**TEXT SHOWN:**
>>>>
Figure 1 Locations of the typical VTs (purple circles) of Mt. Vesuvius for the time range 2003–2018, plotted on the horizontal plane (upper-left), and the EW (lower-left) and NS (right) sections. The shown locations are the high quality hypocenters (RMS <0.07) obtained by NLLoc software (Lomax et al., 2000). The permanent (black triangles) and mobile (blue triangles) seismic stations of INGV-OV are represented.

3 Data Analysis

We analysed a dataset of 48 earthquakes occurred in 2003–2018 and characterized by a low frequency spectral content (<6 Hz, see Fig. 2). Data have been recorded by the permanent and mobile seismic networks of INGV-Osservatorio Vesuviano (see Orazi et al., 2013; and La Rocca and Galluzzo, 2015, for details). In particular we used BKE (Fig. 1), a three-component, short period (1 Hz) permanent station, which is one of the first seismometers that has been installed at Mt. Vesuvius, so it recorded all the events of our catalogue. This station has the best signal-to-noise ratio of both the two networks. We also used BKWG and BKSG (Fig. 1), three-component, broadband (60 s) mobile stations, that provide high quality data. The dataset is composed of isolated events, one swarm (on 30 April 2013) and some short sequences consisting of few events (up to 5–6), which occurred in 2014, 2016 and 2018.

Figure 2 Examples of waveforms and spectra of the selected earthquakes. The three components of BKE (left) and the corresponding PSD (right) are reported, for LP03 in panel (a) (red) and for the LF earthquake occurred on 28 February 2014 in panel (b) (blue).
<<<<
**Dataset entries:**
>>>>
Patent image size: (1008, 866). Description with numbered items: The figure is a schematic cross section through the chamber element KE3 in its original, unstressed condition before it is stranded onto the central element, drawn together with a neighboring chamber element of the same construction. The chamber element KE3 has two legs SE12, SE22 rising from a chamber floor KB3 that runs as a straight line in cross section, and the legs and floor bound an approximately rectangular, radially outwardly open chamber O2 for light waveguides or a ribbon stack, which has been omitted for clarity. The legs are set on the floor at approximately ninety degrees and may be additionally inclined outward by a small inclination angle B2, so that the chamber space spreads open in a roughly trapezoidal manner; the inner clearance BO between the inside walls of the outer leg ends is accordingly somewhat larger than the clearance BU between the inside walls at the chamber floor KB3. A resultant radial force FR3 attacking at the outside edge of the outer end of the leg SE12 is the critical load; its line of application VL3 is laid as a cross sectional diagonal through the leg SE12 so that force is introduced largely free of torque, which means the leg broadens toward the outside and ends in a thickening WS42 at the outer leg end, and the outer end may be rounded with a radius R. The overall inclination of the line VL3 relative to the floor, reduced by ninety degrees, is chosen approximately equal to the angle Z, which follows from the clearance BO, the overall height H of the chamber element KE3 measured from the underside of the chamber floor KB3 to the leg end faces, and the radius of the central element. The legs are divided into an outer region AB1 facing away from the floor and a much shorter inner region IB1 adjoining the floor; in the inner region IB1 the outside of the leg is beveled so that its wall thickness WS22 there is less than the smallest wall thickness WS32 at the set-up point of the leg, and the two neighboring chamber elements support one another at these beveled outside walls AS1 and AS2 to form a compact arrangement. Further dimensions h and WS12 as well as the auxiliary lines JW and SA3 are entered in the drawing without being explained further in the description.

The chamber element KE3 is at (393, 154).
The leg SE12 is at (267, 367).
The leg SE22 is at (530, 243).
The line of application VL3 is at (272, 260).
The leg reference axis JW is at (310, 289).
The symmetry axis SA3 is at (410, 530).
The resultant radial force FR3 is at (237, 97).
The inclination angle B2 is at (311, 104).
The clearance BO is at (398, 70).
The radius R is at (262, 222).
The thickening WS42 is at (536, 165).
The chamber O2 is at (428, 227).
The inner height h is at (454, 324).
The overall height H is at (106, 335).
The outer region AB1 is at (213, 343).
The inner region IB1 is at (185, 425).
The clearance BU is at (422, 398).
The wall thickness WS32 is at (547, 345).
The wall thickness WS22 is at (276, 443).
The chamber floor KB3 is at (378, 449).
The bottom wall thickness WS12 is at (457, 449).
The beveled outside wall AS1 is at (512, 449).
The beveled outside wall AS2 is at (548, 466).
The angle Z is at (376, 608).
<<<<
**WHAT IS REQUIRED:** Write the next part of the passage on low-frequency earthquakes at Mt. Vesuvius, beginning right after its last sentence.

**TASK RESULT:**
3.1 Spectral features

The spectral analysis was made on data recorded by the three-component BKE station. Two examples of waveforms (left) and spectra (right, Power Spectral Density, PSD) are shown in Fig. 2. Panel (a) reports the seismograms and the PSD for LP03, while panel (b) shows the traces and the PSD for a signal recorded on 28 February 2014, 07:56 UTC, which was classified as LF earthquake by La Rocca and Galluzzo (2016).

In order to identify the frequency bands involved in the energy release process, we calculated the frequency thresholds above (FT_a) and below (FT_b) which the 95 % of the cumulative spectral energy (averaged on the three components of motion) is released. Moreover, we estimated the corner frequency f_c from the intersection of the low and high frequency asymptotes of the envelope of the displacement spectrum, which was calculated following the procedure described in Eyre et al. (2015). An alternative estimate of f_c was further obtained by the fitting the amplitude A of the displacement spectrum to the ω^−γ model (e.g., Abercrombie, 1995):

$$\begin{array}{}\text{(1)}& A={\displaystyle \frac{\mathrm{1}}{\mathrm{1}+{\left(\frac{f}{f_{\mathrm{c}}}\right)}^{\mathit{\gamma }}}}\end{array}$$

where f is the frequency, f_c is the corner frequency, and γ is the coefficient controlling the rate of the high frequency decay. In this case, we also obtain the estimate of Ω₀, the low-frequency amplitude spectral level, (which is a proxy of the magnitude, being Ω₀ proportional to the seismic moment M₀, as in Abercrombie, 1995) and γ. The two approaches give similar f_c values. The distribution of the frequency thresholds, FT_a and FT_b, and of the corner frequencies f_c are shown in Fig. 3: the most part of the energy is released in the 1–7 Hz frequency band, with f_c ranging between 2 and 6 Hz, while for the ordinary VT seismicity of Mt. Vesuvius, the observed values of FT_a and FT_b are 4 and 15 Hz, and the typical corner frequencies are in the range 10–12 Hz (Galluzzo et el., 2004).

Figure 3 Distribution of the corner frequencies f_c, and the frequency thresholds FT_a and FT_b above and below which the 95 % of the cumulative spectral energy is released.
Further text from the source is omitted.